— BEGIN INPUT FOR THIS TASK —

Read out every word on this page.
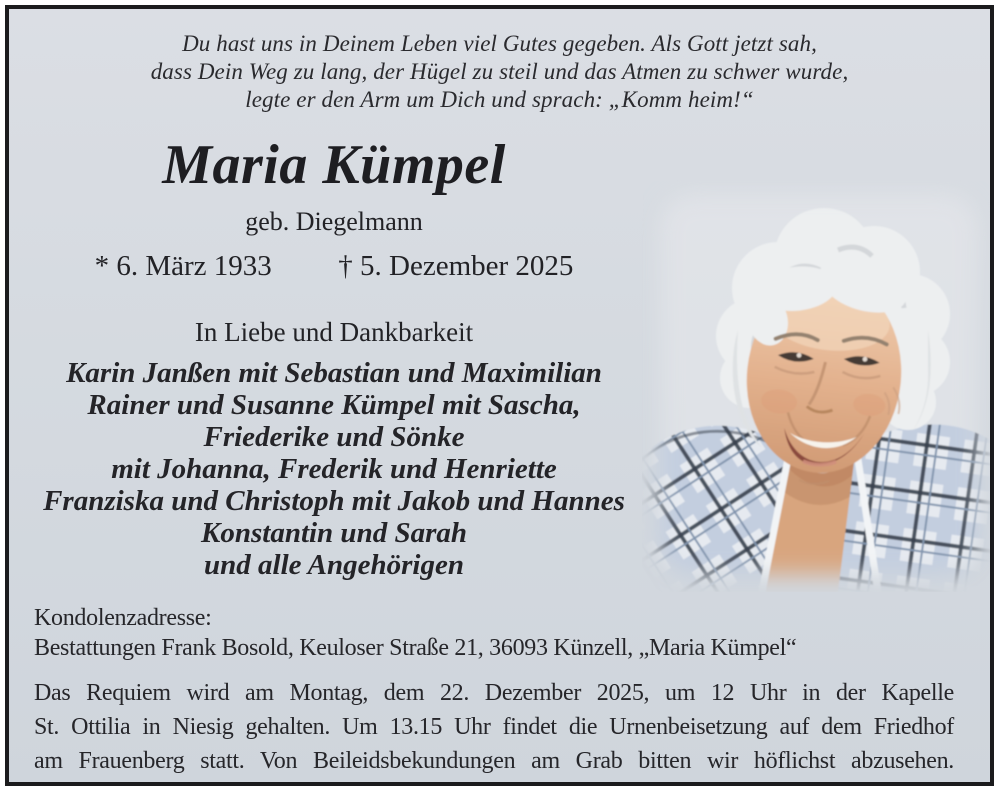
Du hast uns in Deinem Leben viel Gutes gegeben. Als Gott jetzt sah,
dass Dein Weg zu lang, der Hügel zu steil und das Atmen zu schwer wurde,
legte er den Arm um Dich und sprach: „Komm heim!“
Maria Kümpel
geb. Diegelmann
* 6. März 1933 † 5. Dezember 2025
In Liebe und Dankbarkeit
Karin Janßen mit Sebastian und Maximilian
Rainer und Susanne Kümpel mit Sascha,
Friederike und Sönke
mit Johanna, Frederik und Henriette
Franziska und Christoph mit Jakob und Hannes
Konstantin und Sarah
und alle Angehörigen
Kondolenzadresse:
Bestattungen Frank Bosold, Keuloser Straße 21, 36093 Künzell, „Maria Kümpel“
Das Requiem wird am Montag, dem 22. Dezember 2025, um 12 Uhr in der Kapelle
St. Ottilia in Niesig gehalten. Um 13.15 Uhr findet die Urnenbeisetzung auf dem Friedhof
am Frauenberg statt. Von Beileidsbekundungen am Grab bitten wir höflichst abzusehen.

— END INPUT FOR THIS TASK —

WORK INSTRUCTIONS -
Provide the number of lines containing the string "Kümpel", with no other output.

FINISHED TASK -
3